(Collected data)
________________________

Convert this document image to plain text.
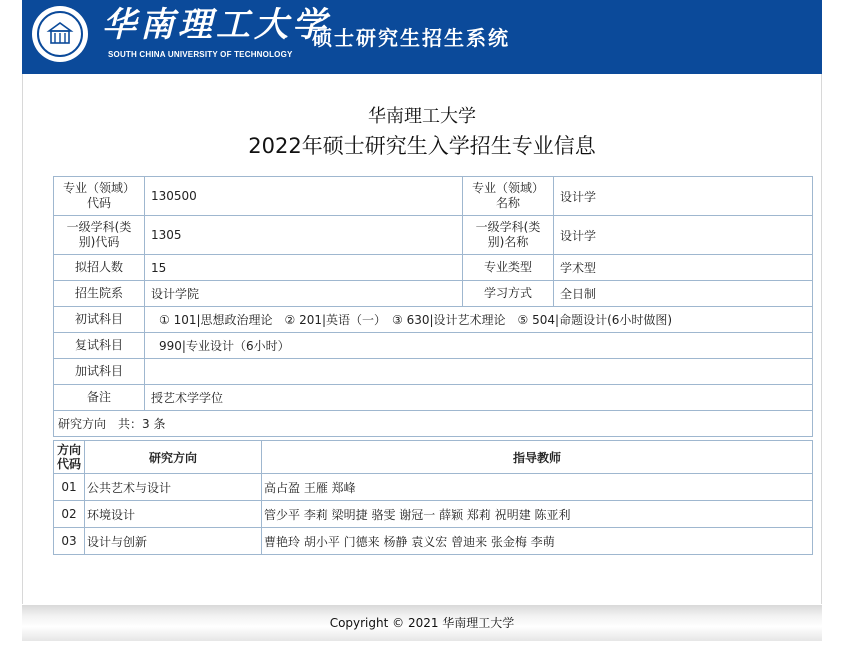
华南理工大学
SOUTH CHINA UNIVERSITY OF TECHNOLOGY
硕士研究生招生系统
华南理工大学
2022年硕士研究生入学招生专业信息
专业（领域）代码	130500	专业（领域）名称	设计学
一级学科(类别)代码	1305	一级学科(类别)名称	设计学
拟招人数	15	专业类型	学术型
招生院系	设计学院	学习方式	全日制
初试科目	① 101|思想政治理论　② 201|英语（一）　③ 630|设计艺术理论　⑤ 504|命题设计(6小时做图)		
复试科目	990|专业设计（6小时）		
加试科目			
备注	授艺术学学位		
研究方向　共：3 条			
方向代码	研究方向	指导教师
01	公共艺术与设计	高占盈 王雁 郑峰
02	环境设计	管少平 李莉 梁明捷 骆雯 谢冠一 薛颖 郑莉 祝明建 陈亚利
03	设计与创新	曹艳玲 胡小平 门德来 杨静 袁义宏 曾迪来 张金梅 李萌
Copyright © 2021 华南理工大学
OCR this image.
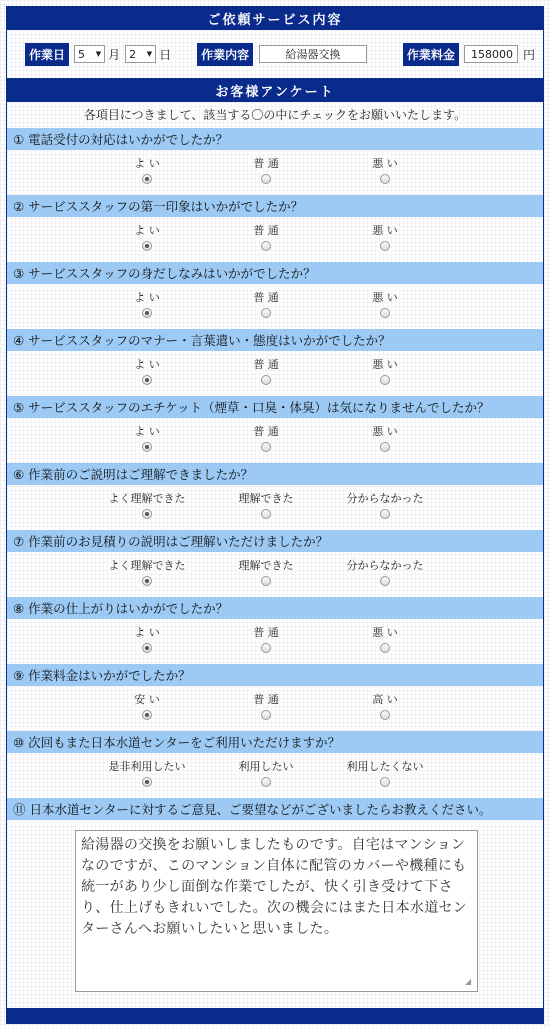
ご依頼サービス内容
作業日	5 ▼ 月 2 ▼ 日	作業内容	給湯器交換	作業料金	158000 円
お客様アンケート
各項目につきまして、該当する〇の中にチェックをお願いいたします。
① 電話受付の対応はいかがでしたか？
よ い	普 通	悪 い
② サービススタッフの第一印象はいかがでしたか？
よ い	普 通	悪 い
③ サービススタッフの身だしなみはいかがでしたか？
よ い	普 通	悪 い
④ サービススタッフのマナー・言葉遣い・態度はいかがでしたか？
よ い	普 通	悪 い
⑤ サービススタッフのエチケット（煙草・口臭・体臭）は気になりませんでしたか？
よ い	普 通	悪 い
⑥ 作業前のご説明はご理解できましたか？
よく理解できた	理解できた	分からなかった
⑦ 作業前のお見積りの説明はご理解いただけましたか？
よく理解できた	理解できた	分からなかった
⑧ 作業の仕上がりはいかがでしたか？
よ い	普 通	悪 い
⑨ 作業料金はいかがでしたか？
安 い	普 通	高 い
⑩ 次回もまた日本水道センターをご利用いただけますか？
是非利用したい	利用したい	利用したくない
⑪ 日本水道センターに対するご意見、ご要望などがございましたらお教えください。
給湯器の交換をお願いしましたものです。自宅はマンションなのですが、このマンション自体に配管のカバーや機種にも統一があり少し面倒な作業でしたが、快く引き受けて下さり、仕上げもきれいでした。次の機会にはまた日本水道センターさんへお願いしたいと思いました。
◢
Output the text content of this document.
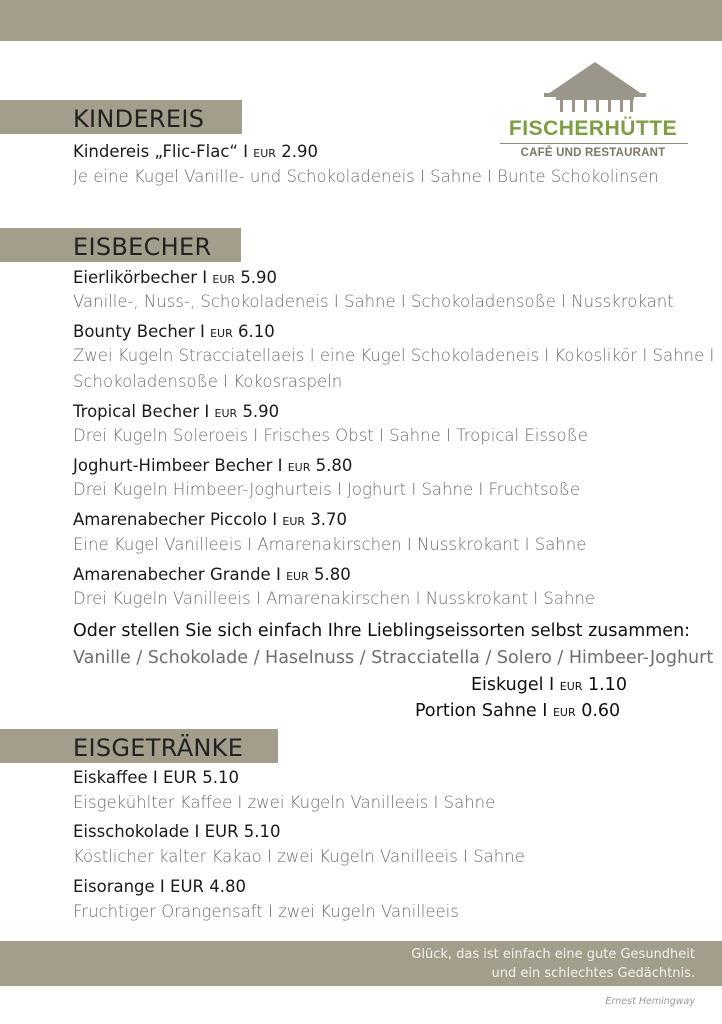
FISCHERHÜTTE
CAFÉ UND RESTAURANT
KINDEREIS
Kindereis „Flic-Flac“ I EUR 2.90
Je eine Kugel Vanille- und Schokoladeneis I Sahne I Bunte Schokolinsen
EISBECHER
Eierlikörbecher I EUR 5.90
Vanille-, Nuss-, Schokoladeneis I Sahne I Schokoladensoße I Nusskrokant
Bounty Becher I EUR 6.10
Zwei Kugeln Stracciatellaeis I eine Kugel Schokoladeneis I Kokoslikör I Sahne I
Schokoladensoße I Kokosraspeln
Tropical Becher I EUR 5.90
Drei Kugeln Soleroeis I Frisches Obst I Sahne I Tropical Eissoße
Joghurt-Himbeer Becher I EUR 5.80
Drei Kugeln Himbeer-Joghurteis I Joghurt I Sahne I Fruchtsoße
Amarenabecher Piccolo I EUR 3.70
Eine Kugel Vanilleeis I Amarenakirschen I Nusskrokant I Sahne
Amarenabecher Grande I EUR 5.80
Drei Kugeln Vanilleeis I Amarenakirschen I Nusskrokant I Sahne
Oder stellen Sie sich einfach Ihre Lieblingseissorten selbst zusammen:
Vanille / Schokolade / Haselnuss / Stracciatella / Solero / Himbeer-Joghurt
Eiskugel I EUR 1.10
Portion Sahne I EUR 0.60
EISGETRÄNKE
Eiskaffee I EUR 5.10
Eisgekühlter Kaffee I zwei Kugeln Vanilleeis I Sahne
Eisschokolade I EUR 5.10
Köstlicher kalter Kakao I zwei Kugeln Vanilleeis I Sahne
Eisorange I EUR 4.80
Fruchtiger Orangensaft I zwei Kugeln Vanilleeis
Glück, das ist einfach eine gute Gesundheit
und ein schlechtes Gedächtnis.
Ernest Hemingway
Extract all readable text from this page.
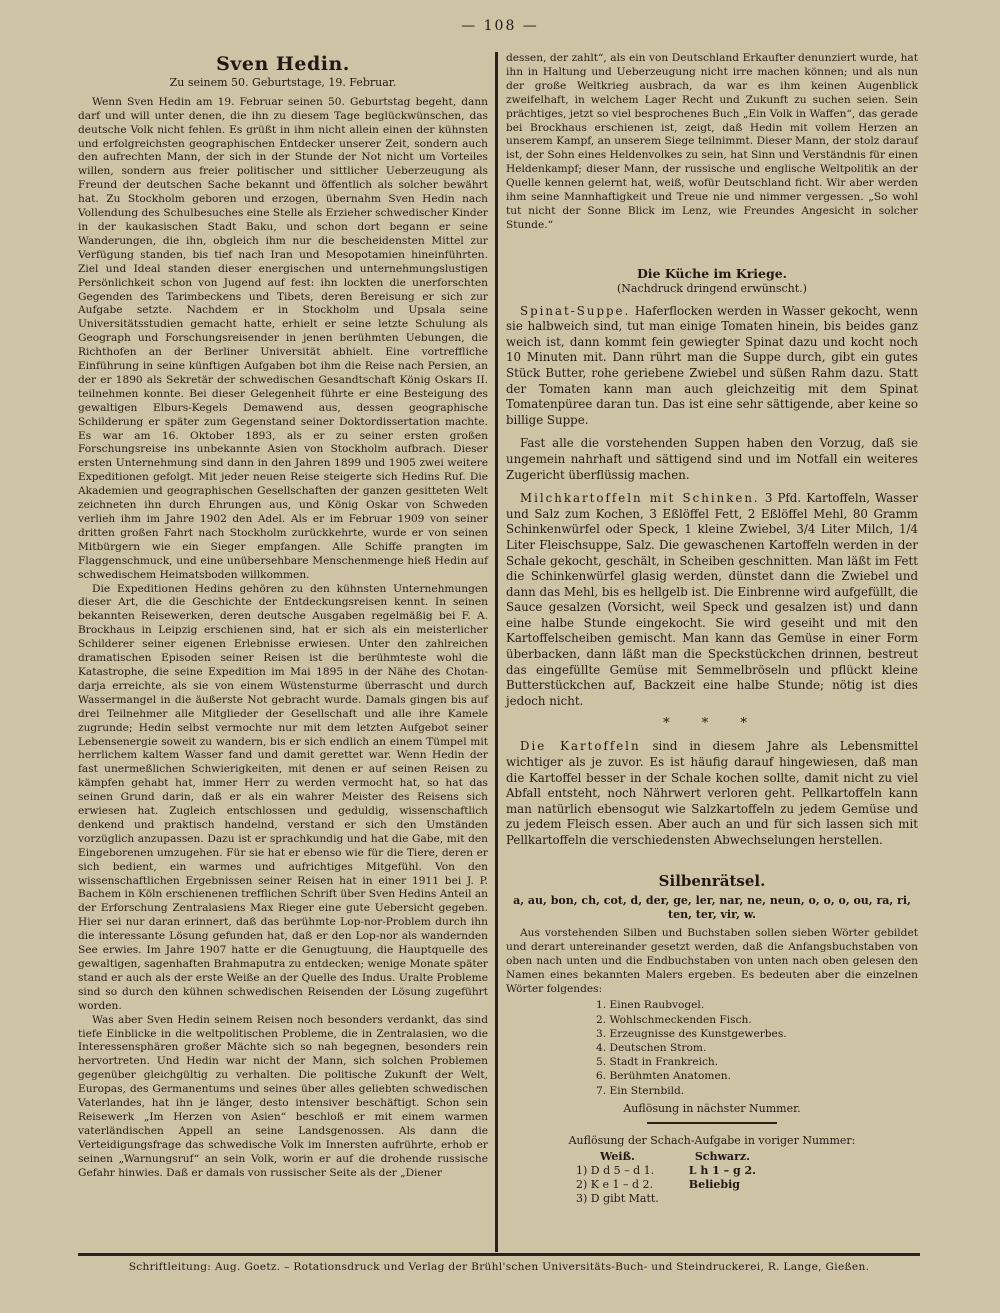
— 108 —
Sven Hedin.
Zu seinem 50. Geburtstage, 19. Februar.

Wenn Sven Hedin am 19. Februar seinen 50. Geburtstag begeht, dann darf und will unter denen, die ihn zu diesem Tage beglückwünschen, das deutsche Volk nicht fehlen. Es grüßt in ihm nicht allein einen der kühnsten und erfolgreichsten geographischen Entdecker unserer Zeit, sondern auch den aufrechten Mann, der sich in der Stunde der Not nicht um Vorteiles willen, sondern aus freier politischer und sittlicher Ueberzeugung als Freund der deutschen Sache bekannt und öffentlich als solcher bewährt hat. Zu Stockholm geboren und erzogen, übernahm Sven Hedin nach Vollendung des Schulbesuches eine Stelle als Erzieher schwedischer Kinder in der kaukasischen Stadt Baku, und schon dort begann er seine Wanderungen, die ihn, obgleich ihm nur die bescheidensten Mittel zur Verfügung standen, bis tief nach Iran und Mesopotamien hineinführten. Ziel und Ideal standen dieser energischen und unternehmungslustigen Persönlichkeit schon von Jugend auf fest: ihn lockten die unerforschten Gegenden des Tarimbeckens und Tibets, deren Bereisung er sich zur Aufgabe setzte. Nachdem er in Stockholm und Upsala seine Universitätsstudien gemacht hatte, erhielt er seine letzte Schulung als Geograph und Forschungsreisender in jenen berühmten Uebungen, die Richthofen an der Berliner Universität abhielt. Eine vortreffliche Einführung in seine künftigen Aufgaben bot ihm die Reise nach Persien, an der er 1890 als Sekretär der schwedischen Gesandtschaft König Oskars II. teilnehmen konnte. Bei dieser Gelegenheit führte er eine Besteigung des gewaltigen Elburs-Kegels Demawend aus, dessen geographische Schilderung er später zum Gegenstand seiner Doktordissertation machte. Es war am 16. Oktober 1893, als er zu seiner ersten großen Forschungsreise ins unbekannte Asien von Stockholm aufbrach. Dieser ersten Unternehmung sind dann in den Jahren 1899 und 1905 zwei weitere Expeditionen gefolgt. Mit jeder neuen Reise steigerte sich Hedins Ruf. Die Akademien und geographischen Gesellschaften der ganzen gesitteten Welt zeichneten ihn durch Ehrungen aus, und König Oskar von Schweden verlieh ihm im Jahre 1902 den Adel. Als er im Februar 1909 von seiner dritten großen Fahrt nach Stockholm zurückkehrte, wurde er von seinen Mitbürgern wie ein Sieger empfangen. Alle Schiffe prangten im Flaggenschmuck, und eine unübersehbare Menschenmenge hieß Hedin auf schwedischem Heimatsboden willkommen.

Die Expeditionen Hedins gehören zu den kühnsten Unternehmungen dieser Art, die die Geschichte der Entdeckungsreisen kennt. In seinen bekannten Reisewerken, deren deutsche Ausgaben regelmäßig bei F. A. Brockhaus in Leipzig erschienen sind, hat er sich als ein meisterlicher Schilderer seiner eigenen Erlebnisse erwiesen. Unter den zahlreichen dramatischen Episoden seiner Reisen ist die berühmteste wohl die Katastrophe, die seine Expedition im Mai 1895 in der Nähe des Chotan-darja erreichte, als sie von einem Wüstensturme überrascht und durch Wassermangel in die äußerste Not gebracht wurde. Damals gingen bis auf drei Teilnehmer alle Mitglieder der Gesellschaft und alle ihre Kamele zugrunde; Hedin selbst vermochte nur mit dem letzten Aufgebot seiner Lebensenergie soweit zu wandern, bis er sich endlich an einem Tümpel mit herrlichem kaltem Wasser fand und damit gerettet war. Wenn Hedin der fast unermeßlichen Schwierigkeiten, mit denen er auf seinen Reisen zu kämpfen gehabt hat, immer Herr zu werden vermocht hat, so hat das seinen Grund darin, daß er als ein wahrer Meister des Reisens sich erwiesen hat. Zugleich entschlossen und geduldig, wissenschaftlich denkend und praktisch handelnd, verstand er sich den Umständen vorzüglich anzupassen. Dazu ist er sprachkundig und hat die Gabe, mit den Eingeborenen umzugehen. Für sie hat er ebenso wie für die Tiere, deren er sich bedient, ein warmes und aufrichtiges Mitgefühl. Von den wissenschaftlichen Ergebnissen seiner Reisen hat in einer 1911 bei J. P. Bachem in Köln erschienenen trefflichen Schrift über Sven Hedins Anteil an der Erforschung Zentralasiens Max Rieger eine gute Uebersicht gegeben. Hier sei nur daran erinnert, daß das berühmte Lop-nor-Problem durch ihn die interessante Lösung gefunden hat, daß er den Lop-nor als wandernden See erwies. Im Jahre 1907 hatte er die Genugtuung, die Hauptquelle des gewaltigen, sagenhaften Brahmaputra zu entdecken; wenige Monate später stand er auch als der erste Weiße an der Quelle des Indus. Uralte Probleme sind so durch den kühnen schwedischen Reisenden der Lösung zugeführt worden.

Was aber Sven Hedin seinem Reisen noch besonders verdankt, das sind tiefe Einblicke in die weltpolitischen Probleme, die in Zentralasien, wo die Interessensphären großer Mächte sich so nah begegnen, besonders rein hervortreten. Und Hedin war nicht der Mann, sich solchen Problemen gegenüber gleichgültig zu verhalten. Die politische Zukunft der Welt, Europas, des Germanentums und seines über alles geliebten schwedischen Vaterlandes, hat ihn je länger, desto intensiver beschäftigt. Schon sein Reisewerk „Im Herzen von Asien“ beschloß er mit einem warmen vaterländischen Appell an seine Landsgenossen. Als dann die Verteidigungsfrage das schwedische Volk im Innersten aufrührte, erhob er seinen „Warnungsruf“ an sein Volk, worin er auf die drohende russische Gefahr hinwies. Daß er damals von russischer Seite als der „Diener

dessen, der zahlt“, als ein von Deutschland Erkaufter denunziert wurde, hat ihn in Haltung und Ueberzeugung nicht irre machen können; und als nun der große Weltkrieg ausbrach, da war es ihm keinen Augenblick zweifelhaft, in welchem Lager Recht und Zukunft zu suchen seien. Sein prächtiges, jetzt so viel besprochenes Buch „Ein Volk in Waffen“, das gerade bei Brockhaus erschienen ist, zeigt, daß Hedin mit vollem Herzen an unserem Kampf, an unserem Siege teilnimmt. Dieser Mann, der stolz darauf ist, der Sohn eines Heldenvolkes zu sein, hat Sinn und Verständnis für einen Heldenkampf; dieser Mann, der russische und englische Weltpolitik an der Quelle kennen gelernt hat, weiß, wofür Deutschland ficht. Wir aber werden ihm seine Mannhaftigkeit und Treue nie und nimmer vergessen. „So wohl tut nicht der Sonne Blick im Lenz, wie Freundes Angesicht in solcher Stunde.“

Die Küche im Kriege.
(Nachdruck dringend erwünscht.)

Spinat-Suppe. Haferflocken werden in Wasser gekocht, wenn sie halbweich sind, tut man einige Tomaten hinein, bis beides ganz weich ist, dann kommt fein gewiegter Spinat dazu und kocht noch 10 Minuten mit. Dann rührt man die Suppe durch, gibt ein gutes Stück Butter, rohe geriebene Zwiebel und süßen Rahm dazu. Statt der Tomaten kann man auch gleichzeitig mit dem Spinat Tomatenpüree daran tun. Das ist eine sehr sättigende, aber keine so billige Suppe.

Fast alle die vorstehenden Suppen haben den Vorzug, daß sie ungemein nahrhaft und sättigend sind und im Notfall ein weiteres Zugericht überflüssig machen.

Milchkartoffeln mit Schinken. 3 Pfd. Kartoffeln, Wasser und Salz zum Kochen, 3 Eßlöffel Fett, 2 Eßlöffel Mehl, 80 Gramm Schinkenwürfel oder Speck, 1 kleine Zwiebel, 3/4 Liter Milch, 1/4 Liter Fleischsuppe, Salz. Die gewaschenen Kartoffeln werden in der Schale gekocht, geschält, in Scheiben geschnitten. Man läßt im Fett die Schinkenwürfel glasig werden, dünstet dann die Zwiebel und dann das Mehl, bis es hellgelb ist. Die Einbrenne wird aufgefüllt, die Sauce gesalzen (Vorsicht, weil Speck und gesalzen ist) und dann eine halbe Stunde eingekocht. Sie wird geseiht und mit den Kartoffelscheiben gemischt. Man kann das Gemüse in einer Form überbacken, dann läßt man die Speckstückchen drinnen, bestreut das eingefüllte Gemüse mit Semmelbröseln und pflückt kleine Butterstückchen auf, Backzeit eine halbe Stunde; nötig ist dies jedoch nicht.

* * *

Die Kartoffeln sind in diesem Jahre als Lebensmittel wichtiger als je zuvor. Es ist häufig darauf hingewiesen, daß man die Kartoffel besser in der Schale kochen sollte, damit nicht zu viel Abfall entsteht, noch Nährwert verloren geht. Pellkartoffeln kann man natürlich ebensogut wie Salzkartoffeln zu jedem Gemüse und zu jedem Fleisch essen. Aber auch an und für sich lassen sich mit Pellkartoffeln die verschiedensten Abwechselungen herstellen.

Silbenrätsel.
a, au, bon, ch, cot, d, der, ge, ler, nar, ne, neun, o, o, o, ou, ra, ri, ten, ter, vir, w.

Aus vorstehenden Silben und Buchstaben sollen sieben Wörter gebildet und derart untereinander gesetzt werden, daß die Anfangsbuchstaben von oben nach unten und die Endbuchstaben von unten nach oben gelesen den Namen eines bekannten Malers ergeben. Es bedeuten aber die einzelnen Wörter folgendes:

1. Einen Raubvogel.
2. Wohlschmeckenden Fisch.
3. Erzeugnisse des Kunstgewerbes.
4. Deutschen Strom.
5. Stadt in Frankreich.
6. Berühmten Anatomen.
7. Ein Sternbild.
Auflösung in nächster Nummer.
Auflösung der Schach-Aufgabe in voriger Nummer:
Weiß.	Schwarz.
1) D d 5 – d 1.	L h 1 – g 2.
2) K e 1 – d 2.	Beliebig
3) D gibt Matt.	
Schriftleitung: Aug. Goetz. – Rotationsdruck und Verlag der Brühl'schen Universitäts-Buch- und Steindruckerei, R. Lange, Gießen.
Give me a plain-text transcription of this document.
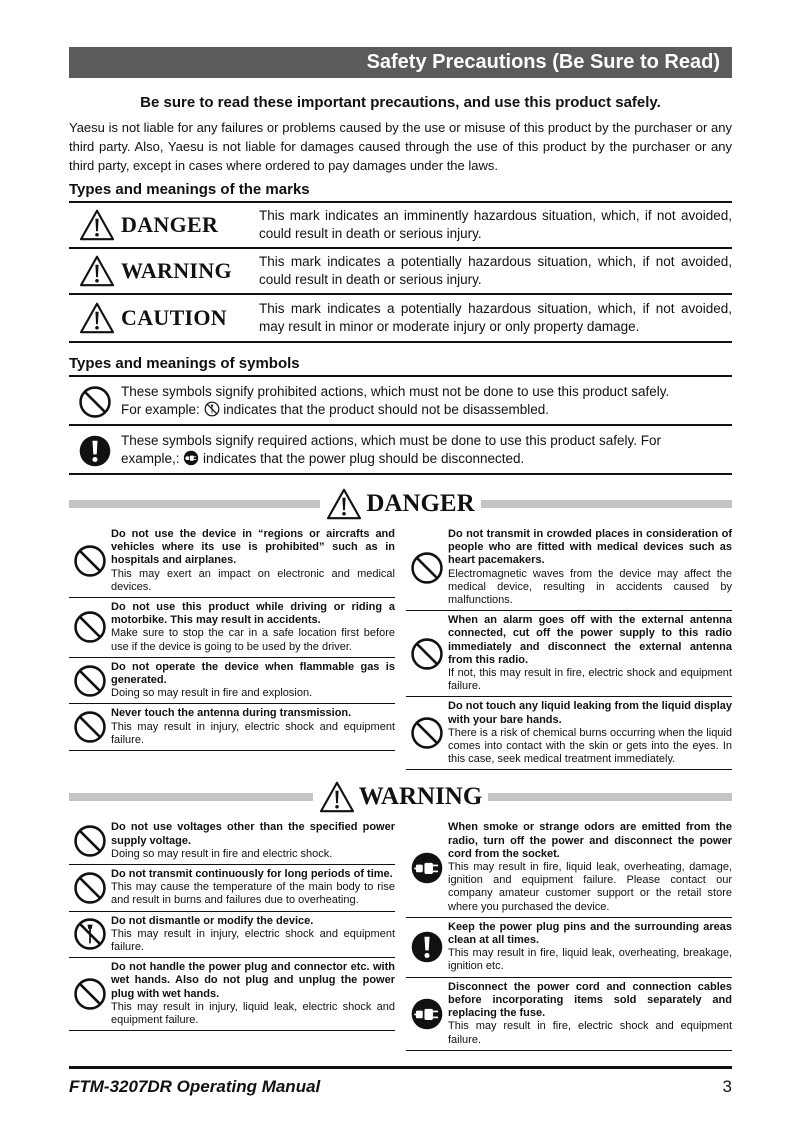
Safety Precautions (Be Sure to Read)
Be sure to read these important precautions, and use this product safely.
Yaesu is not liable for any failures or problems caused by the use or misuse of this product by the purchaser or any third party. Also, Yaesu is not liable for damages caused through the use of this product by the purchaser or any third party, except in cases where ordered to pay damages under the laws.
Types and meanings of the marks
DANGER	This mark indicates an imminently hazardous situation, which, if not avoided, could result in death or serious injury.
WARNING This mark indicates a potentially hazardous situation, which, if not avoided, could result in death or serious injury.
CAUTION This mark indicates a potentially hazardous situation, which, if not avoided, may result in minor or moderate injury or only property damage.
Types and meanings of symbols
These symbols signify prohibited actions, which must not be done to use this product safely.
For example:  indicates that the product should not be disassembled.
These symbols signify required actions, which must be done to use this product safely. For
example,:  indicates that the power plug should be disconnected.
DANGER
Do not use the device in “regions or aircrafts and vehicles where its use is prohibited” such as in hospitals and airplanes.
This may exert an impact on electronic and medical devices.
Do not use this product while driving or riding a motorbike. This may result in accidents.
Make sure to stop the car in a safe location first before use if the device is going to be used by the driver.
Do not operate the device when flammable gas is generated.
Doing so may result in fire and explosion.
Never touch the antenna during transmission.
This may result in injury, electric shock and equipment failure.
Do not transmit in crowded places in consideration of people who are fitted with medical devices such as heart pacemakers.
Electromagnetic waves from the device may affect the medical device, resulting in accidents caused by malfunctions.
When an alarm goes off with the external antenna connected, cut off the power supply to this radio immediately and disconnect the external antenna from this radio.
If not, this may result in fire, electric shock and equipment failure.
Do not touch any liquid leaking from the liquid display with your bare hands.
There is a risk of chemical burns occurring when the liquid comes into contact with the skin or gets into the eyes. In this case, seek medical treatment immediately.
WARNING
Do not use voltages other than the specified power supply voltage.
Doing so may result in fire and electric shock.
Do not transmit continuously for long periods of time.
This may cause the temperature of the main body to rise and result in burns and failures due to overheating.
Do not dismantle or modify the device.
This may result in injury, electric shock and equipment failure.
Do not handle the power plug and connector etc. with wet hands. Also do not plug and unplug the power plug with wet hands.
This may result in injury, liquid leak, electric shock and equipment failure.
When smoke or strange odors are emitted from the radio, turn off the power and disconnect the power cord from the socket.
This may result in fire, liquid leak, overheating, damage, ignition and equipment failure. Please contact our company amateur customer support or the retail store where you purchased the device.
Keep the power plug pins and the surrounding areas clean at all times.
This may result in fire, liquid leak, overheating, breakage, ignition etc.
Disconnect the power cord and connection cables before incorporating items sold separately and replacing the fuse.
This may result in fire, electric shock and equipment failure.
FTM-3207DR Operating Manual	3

________________________

• _YOUR OBJECTIVE_
In the records above, locate every line with the string "Tropical" and copy it.

• _OUTPUT BELOW_
Tropical Becher I EUR 5.90
Drei Kugeln Soleroeis I Frisches Obst I Sahne I Tropical Eissoße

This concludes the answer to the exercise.